● Given exercise
Collect all the lines that mention the word "ylabel".
begin Data for this task
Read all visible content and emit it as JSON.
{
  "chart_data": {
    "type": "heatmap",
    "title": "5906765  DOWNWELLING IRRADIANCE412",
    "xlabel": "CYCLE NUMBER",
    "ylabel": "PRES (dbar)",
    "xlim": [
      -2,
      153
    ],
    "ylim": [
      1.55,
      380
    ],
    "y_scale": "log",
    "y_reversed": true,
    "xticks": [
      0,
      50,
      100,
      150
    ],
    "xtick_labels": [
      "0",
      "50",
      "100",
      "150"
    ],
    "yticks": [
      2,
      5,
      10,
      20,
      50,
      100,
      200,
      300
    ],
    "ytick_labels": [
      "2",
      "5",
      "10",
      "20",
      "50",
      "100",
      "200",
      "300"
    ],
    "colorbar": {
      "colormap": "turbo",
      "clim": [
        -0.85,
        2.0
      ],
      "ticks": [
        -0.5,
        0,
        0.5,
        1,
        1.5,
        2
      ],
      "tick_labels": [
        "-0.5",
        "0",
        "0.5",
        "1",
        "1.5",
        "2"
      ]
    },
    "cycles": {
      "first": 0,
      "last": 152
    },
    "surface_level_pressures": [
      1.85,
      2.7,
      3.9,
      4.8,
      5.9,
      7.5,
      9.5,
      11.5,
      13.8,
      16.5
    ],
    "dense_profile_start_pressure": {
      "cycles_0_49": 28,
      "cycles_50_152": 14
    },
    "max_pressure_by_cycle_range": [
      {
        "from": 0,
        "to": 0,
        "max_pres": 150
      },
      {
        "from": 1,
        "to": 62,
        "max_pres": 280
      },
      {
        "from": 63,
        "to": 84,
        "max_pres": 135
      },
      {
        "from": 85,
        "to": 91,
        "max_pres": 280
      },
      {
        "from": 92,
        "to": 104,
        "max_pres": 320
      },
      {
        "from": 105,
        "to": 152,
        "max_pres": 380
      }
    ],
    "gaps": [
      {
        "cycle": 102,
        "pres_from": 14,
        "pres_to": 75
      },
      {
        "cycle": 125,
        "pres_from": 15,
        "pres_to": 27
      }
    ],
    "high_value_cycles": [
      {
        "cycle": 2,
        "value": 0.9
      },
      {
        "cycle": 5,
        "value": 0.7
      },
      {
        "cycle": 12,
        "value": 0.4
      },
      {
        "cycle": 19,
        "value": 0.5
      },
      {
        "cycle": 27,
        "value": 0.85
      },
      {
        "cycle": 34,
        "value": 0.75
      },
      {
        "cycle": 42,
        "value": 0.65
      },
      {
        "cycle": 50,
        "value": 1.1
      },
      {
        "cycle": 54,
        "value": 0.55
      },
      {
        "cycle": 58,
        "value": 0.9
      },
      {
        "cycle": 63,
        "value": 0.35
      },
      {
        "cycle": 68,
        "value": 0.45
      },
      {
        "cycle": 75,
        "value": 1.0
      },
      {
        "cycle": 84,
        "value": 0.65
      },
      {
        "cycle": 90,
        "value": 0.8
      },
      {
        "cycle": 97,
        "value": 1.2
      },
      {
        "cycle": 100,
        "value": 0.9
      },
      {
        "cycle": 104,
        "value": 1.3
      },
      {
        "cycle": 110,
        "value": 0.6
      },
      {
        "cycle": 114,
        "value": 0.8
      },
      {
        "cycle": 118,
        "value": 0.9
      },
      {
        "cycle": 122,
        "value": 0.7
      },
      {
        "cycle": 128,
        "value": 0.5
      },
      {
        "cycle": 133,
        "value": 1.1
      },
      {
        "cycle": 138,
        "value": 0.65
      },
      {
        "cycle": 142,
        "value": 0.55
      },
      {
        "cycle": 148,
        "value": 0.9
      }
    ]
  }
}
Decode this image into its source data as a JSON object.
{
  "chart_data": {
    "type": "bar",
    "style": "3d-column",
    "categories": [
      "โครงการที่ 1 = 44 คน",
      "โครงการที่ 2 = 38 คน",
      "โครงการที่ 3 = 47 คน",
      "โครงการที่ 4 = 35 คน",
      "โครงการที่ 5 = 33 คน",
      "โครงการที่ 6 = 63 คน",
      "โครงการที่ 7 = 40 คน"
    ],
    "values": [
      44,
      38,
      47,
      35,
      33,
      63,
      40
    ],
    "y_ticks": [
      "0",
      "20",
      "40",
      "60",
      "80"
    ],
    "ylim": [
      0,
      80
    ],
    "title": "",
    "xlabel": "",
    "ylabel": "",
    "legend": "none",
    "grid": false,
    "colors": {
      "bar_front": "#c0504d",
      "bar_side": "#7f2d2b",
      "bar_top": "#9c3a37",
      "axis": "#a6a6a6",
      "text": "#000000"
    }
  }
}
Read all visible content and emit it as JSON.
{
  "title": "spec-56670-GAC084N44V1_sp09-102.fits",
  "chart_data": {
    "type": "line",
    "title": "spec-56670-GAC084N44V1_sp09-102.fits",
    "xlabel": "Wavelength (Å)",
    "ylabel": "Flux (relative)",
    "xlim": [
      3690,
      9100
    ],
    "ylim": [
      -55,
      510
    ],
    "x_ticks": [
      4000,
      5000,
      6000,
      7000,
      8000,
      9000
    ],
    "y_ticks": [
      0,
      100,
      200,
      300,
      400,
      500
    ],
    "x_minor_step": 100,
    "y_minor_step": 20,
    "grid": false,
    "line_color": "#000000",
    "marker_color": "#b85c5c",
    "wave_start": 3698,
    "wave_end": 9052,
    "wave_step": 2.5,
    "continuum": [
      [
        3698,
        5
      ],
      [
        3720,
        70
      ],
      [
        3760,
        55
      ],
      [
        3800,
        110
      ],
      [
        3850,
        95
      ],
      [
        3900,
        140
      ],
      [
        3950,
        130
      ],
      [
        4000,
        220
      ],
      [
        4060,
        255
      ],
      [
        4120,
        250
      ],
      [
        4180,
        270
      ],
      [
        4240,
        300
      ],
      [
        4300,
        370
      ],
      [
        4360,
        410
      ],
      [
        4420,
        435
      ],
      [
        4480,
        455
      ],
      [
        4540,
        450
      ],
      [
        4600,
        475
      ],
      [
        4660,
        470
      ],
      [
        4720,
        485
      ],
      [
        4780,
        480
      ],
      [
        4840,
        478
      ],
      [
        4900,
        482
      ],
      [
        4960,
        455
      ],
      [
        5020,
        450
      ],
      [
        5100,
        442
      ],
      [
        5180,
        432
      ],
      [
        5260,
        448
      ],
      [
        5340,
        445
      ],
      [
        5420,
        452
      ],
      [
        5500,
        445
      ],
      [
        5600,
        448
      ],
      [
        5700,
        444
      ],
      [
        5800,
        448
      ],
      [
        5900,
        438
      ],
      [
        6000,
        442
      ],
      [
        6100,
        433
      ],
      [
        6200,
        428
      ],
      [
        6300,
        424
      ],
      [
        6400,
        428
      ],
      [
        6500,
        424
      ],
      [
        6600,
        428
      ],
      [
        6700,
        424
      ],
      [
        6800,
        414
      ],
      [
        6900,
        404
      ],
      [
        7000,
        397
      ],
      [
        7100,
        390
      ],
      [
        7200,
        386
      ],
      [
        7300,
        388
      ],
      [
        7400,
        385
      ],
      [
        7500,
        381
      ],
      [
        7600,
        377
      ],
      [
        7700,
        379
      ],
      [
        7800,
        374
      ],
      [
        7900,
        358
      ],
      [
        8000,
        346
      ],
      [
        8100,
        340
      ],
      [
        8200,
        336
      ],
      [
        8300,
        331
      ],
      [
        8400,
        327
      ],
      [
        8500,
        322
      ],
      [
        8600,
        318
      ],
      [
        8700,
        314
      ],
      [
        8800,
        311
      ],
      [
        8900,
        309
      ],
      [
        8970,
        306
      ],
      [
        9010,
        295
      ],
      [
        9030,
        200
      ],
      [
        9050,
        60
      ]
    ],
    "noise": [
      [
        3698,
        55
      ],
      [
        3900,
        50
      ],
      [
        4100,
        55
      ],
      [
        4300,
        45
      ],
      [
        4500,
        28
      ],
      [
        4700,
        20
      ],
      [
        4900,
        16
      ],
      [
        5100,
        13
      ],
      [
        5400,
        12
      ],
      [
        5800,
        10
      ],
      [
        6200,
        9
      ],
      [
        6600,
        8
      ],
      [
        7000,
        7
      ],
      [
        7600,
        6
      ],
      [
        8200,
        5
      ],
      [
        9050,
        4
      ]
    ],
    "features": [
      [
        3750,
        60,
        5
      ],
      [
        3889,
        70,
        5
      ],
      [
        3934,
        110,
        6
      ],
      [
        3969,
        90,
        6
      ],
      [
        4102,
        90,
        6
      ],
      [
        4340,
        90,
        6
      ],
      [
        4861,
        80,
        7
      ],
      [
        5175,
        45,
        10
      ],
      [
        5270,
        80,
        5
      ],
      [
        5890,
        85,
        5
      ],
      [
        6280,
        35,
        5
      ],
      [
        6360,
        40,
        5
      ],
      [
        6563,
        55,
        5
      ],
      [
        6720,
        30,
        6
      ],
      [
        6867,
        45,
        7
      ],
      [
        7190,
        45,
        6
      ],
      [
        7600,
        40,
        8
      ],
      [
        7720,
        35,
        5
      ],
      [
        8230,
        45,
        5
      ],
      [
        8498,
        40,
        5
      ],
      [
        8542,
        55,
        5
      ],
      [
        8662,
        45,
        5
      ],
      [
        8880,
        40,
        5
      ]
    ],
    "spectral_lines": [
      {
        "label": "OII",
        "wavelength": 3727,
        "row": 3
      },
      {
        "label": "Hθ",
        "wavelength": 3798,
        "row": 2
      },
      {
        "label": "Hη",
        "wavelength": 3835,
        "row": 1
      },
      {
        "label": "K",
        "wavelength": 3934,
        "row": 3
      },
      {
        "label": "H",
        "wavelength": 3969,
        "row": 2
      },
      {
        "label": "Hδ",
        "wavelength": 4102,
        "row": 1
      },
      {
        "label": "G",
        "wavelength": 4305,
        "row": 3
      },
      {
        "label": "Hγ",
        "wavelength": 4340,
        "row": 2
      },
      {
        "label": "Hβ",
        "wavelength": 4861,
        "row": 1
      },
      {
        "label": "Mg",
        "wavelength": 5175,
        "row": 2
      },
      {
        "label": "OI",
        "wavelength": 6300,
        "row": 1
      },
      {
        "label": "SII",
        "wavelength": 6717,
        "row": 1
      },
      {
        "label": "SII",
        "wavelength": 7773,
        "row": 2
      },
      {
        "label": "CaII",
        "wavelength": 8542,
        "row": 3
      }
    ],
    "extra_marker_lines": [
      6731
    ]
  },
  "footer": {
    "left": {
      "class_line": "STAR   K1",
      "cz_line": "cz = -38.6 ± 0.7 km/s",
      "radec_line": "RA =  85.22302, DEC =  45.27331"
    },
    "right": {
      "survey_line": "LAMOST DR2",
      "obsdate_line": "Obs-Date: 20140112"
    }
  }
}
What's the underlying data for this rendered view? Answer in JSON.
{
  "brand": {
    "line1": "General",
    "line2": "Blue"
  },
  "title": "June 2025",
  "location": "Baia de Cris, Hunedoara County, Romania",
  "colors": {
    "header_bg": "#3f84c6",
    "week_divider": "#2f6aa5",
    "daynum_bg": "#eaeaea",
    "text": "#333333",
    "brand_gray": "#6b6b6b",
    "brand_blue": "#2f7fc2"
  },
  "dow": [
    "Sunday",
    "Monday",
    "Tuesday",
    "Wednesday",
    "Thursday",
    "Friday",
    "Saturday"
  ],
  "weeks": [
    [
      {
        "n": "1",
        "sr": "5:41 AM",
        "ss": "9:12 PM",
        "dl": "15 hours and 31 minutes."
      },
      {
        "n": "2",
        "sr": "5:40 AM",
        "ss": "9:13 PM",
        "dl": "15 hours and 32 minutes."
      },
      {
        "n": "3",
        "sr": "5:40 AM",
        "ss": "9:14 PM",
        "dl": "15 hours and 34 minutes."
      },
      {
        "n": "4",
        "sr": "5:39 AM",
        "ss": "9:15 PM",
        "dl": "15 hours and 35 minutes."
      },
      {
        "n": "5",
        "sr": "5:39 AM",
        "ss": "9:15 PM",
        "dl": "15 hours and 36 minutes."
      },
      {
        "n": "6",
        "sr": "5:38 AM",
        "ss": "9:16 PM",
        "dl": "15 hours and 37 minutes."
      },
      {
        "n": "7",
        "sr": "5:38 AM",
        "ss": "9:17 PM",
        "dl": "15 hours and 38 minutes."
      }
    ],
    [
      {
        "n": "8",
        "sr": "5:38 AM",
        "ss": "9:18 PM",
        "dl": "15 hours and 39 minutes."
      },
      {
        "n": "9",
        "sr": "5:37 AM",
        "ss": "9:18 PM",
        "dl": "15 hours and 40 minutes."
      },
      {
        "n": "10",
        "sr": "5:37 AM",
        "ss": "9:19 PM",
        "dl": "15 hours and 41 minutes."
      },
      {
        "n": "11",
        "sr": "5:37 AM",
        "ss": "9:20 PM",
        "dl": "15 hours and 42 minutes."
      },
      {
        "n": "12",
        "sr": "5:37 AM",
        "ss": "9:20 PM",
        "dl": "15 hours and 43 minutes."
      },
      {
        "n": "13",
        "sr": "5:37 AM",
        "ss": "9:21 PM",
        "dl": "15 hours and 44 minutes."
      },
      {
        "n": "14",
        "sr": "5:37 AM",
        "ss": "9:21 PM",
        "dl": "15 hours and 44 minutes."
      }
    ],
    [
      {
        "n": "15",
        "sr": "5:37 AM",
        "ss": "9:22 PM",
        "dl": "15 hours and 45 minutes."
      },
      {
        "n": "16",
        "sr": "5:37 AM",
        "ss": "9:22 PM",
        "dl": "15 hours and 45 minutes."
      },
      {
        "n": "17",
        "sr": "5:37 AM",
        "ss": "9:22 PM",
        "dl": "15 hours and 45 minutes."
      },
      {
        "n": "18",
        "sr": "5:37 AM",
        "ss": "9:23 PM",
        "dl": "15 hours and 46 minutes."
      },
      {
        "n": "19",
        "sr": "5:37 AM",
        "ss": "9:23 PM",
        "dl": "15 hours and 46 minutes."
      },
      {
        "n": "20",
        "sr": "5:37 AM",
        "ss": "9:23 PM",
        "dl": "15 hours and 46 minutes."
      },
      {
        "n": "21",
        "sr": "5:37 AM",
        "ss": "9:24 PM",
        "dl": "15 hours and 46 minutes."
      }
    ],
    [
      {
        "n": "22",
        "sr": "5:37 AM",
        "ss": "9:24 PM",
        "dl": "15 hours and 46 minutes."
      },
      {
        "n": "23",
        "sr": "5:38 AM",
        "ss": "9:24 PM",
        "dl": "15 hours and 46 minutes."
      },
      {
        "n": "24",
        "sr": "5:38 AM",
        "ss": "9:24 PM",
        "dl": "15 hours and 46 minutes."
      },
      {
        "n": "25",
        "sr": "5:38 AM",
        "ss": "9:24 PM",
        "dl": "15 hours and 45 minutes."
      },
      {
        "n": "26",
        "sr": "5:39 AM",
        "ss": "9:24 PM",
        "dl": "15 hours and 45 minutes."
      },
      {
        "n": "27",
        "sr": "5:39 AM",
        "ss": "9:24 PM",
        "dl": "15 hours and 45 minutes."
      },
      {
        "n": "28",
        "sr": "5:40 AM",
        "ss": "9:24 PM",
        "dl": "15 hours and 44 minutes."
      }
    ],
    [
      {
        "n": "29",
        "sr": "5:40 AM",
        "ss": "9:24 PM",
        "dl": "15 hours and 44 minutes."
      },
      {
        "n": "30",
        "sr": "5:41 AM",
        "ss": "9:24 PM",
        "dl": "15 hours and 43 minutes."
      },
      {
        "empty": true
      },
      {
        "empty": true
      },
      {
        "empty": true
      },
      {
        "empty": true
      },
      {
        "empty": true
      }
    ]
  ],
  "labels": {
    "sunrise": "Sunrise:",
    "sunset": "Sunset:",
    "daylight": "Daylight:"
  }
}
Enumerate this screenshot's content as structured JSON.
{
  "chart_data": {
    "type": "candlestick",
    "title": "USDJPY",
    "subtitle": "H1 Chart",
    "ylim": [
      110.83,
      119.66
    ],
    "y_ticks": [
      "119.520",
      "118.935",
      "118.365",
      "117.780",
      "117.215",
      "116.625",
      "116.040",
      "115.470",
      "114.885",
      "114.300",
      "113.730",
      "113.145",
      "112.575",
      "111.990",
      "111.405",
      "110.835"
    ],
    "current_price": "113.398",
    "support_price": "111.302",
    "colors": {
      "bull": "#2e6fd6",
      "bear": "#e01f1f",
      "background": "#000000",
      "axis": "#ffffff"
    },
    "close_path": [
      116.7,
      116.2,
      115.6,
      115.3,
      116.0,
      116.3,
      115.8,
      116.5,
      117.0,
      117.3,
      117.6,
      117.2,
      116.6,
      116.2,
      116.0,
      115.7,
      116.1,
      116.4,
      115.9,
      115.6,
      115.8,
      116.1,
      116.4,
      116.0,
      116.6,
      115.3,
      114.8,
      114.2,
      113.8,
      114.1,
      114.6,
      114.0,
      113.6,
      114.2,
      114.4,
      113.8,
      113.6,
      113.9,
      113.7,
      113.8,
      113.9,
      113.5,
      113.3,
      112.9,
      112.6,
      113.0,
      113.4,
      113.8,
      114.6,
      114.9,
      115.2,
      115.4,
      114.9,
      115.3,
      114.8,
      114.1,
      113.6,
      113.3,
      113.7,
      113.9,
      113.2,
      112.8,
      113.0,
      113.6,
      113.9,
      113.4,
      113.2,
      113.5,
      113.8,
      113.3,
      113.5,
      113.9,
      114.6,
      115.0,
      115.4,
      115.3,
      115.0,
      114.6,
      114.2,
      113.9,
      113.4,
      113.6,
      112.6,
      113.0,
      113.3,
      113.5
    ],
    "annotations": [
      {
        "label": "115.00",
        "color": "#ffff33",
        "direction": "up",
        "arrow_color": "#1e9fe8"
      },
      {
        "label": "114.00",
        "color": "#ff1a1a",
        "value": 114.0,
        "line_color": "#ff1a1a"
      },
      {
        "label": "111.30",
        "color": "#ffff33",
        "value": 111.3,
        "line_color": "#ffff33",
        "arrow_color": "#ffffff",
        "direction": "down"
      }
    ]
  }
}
end Data for this task
● Output
    "ylabel": "PRES (dbar)",
    "ylabel": "",
    "ylabel": "Flux (relative)",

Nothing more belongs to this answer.